--- Records provided ---

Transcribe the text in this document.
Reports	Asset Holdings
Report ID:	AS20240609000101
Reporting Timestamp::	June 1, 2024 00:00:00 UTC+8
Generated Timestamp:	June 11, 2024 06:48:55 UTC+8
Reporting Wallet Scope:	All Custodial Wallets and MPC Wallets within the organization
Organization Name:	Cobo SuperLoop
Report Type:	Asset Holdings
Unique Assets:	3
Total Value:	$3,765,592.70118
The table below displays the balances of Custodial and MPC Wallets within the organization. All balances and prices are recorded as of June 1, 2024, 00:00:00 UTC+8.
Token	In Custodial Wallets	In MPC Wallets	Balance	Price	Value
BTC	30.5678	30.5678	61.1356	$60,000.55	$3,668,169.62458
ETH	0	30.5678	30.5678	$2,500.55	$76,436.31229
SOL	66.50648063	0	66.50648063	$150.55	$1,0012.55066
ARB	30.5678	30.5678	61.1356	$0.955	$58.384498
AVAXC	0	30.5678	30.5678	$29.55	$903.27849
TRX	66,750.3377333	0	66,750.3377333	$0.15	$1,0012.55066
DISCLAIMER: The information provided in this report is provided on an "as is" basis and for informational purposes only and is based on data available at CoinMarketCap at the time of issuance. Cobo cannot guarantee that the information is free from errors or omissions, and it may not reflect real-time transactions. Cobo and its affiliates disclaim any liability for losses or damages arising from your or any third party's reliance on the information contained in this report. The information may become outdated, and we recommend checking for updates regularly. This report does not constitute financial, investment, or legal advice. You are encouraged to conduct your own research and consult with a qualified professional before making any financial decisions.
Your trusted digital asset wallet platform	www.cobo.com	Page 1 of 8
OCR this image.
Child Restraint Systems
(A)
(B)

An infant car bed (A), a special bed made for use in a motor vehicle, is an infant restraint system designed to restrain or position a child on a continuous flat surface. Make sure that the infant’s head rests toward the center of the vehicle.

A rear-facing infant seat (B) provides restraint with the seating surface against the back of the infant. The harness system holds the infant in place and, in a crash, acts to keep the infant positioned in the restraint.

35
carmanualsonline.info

--- Exercise goal ---
Reproduce the entries above in full by retyping them exactly.

--- The result ---
Transcribe the text in this document.
Reports	Asset Holdings
Report ID:	AS20240609000101
Reporting Timestamp::	June 1, 2024 00:00:00 UTC+8
Generated Timestamp:	June 11, 2024 06:48:55 UTC+8
Reporting Wallet Scope:	All Custodial Wallets and MPC Wallets within the organization
Organization Name:	Cobo SuperLoop
Report Type:	Asset Holdings
Unique Assets:	3
Total Value:	$3,765,592.70118
The table below displays the balances of Custodial and MPC Wallets within the organization. All balances and prices are recorded as of June 1, 2024, 00:00:00 UTC+8.
Token	In Custodial Wallets	In MPC Wallets	Balance	Price	Value
BTC	30.5678	30.5678	61.1356	$60,000.55	$3,668,169.62458
ETH	0	30.5678	30.5678	$2,500.55	$76,436.31229
SOL	66.50648063	0	66.50648063	$150.55	$1,0012.55066
ARB	30.5678	30.5678	61.1356	$0.955	$58.384498
AVAXC	0	30.5678	30.5678	$29.55	$903.27849
TRX	66,750.3377333	0	66,750.3377333	$0.15	$1,0012.55066
DISCLAIMER: The information provided in this report is provided on an "as is" basis and for informational purposes only and is based on data available at CoinMarketCap at the time of issuance. Cobo cannot guarantee that the information is free from errors or omissions, and it may not reflect real-time transactions. Cobo and its affiliates disclaim any liability for losses or damages arising from your or any third party's reliance on the information contained in this report. The information may become outdated, and we recommend checking for updates regularly. This report does not constitute financial, investment, or legal advice. You are encouraged to conduct your own research and consult with a qualified professional before making any financial decisions.
Your trusted digital asset wallet platform	www.cobo.com	Page 1 of 8
OCR this image.
Child Restraint Systems
(A)
(B)

An infant car bed (A), a special bed made for use in a motor vehicle, is an infant restraint system designed to restrain or position a child on a continuous flat surface. Make sure that the infant’s head rests toward the center of the vehicle.

A rear-facing infant seat (B) provides restraint with the seating surface against the back of the infant. The harness system holds the infant in place and, in a crash, acts to keep the infant positioned in the restraint.

35
carmanualsonline.info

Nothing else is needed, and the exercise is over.